**MATERIAL TO PROCESS:**
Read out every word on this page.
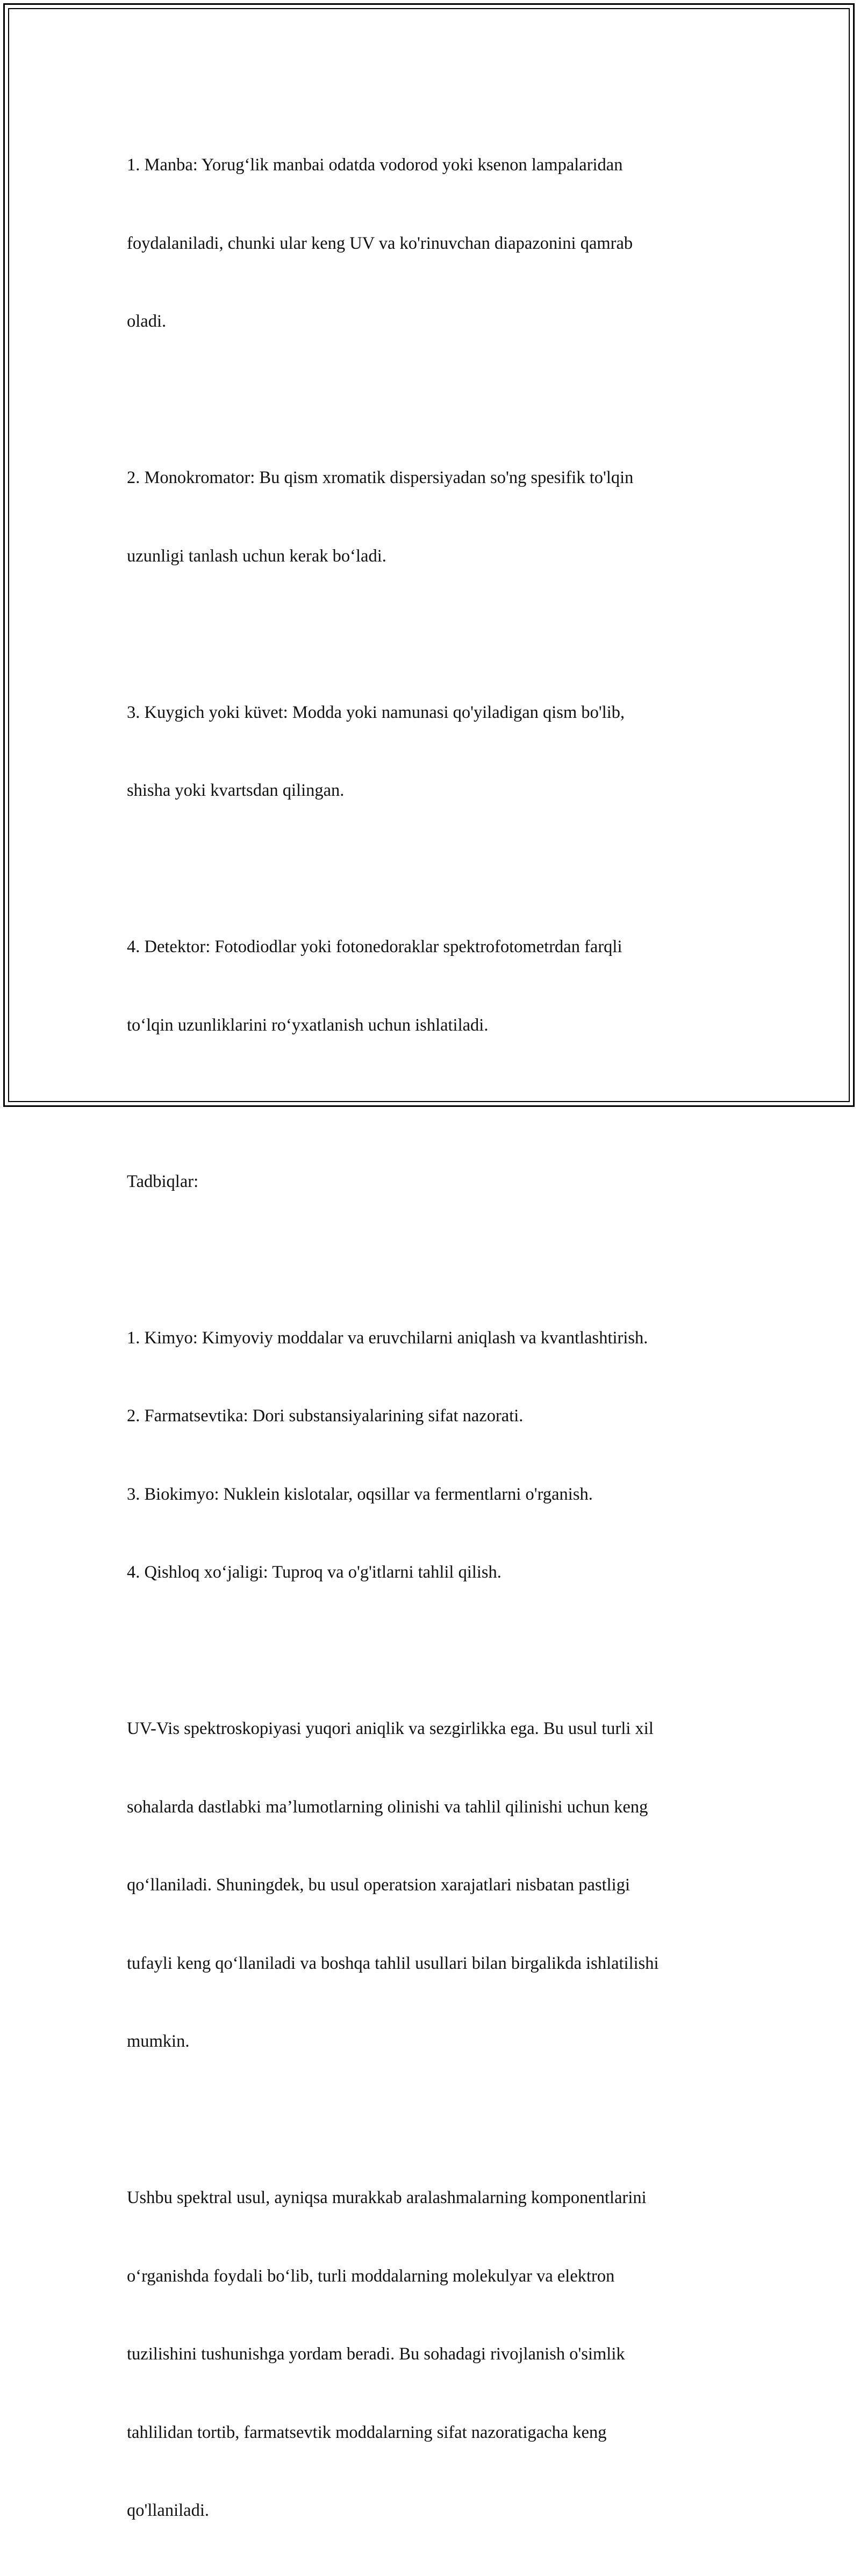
1. Manba: Yorug‘lik manbai odatda vodorod yoki ksenon lampalaridan

foydalaniladi, chunki ular keng UV va ko'rinuvchan diapazonini qamrab

oladi.

2. Monokromator: Bu qism xromatik dispersiyadan so'ng spesifik to'lqin

uzunligi tanlash uchun kerak bo‘ladi.

3. Kuygich yoki küvet: Modda yoki namunasi qo'yiladigan qism bo'lib,

shisha yoki kvartsdan qilingan.

4. Detektor: Fotodiodlar yoki fotonedoraklar spektrofotometrdan farqli

to‘lqin uzunliklarini ro‘yxatlanish uchun ishlatiladi.

Tadbiqlar:

1. Kimyo: Kimyoviy moddalar va eruvchilarni aniqlash va kvantlashtirish.

2. Farmatsevtika: Dori substansiyalarining sifat nazorati.

3. Biokimyo: Nuklein kislotalar, oqsillar va fermentlarni o'rganish.

4. Qishloq xo‘jaligi: Tuproq va o'g'itlarni tahlil qilish.

UV-Vis spektroskopiyasi yuqori aniqlik va sezgirlikka ega. Bu usul turli xil

sohalarda dastlabki ma’lumotlarning olinishi va tahlil qilinishi uchun keng

qo‘llaniladi. Shuningdek, bu usul operatsion xarajatlari nisbatan pastligi

tufayli keng qo‘llaniladi va boshqa tahlil usullari bilan birgalikda ishlatilishi

mumkin.

Ushbu spektral usul, ayniqsa murakkab aralashmalarning komponentlarini

o‘rganishda foydali bo‘lib, turli moddalarning molekulyar va elektron

tuzilishini tushunishga yordam beradi. Bu sohadagi rivojlanish o'simlik

tahlilidan tortib, farmatsevtik moddalarning sifat nazoratigacha keng

qo'llaniladi.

**TO DO:**
Pull out every line in the data above that has the word "keng".

**FINAL RESULT:**
foydalaniladi, chunki ular keng UV va ko'rinuvchan diapazonini qamrab
sohalarda dastlabki ma’lumotlarning olinishi va tahlil qilinishi uchun keng
tufayli keng qo‘llaniladi va boshqa tahlil usullari bilan birgalikda ishlatilishi
tahlilidan tortib, farmatsevtik moddalarning sifat nazoratigacha keng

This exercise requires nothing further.